======== SUPPLIED DATA
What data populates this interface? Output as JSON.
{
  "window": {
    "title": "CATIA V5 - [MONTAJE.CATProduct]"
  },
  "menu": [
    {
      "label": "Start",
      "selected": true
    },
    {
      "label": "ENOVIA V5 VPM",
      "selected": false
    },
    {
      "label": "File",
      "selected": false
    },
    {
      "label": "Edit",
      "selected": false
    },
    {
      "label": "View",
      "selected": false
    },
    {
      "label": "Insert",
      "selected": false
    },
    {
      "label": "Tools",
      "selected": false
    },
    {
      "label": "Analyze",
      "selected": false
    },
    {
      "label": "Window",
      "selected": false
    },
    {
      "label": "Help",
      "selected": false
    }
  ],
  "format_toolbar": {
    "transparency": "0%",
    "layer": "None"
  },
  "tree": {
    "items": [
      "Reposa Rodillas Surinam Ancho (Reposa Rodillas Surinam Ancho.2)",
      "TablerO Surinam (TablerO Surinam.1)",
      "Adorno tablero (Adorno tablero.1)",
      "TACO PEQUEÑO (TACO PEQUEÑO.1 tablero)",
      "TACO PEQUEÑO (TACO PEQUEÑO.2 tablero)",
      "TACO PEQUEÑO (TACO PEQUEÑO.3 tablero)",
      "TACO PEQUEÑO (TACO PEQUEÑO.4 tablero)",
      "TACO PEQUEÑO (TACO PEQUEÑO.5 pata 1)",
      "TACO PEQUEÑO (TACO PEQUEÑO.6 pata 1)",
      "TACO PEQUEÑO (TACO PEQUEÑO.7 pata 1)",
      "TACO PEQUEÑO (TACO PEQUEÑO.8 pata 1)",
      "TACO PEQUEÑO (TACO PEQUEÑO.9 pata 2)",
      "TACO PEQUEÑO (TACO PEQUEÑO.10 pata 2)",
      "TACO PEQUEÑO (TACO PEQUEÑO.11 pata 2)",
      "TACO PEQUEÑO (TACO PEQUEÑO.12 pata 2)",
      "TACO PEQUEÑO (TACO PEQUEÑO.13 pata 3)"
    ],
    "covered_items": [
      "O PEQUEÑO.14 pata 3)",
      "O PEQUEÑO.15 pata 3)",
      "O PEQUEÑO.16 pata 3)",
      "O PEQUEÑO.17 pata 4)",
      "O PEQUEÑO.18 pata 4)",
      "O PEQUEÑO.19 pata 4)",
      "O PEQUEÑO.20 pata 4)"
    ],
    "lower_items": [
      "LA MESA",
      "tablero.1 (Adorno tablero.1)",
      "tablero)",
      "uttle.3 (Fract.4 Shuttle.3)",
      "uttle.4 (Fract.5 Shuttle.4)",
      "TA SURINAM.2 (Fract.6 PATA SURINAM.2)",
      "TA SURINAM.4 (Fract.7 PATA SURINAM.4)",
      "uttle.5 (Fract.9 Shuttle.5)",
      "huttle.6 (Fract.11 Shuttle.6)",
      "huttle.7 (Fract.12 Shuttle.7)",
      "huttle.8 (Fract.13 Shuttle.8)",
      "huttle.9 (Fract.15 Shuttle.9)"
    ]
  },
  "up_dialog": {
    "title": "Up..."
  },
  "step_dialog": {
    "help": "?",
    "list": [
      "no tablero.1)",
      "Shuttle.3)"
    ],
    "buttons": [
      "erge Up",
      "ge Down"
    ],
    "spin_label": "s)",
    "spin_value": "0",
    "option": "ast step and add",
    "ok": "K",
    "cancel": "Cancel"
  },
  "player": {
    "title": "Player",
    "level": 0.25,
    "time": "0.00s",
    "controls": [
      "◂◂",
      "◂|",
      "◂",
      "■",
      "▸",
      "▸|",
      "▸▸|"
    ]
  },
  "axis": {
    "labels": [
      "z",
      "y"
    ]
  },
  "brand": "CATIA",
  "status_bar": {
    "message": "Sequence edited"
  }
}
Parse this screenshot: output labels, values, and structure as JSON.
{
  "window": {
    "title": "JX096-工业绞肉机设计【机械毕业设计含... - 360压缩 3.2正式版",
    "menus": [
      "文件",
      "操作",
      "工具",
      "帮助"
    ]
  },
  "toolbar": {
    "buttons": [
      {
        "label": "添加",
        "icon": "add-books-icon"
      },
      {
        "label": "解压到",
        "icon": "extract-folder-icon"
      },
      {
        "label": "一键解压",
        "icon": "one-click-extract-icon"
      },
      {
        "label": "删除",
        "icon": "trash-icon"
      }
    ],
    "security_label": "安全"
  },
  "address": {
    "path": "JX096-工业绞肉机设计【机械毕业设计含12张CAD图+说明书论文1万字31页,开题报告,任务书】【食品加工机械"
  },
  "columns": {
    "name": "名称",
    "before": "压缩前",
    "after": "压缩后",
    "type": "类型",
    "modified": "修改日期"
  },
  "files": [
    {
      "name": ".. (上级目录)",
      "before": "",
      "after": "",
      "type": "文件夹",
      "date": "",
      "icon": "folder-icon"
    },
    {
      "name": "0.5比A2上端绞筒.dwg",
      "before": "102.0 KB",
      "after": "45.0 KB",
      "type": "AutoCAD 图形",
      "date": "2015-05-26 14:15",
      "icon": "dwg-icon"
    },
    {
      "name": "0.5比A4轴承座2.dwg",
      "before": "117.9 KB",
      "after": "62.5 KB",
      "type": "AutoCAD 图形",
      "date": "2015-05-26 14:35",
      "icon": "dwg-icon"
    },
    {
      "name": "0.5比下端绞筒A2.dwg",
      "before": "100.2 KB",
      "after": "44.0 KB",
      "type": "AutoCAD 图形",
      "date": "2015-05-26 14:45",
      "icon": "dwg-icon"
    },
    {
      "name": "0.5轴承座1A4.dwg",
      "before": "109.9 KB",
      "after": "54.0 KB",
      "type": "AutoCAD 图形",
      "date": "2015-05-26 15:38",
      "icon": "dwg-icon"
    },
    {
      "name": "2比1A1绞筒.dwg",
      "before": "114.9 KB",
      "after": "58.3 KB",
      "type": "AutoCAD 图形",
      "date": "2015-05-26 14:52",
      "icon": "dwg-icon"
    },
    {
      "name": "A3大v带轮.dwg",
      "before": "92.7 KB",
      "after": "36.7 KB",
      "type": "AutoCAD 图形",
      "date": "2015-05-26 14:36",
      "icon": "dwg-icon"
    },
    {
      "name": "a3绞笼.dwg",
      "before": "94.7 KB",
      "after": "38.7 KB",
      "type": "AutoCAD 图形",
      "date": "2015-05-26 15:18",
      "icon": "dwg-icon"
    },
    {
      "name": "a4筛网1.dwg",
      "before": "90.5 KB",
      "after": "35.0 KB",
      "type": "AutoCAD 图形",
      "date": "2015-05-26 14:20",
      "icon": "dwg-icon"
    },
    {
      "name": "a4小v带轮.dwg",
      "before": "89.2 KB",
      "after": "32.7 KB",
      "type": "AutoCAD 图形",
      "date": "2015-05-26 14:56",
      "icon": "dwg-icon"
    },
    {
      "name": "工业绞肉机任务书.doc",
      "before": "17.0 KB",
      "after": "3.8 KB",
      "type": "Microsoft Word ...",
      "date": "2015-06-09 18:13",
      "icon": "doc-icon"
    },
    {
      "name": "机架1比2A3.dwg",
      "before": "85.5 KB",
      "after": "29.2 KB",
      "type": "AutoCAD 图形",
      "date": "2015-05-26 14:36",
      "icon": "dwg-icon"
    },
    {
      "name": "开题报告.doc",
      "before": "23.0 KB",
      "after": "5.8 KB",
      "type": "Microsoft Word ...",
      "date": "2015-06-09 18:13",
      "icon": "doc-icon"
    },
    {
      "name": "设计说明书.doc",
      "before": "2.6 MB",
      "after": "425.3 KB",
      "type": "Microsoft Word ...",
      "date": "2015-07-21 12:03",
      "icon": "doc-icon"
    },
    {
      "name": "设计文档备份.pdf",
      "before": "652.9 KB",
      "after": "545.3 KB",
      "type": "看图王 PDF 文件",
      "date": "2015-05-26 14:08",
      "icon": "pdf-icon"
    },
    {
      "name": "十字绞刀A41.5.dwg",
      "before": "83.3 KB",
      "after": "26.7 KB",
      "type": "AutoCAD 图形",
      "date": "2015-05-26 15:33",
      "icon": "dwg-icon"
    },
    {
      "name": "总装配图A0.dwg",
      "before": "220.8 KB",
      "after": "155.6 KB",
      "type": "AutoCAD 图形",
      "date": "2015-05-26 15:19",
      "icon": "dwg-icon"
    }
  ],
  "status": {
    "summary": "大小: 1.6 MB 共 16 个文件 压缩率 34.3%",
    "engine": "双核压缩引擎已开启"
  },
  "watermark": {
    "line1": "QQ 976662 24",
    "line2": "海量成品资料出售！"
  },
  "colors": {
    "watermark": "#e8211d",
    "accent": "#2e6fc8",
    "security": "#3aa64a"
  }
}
================
▶ [EXERCISE AIM]: How many lines in the records above contain the word "JSON"? Give only the number.

▶ [SOLUTION]: 2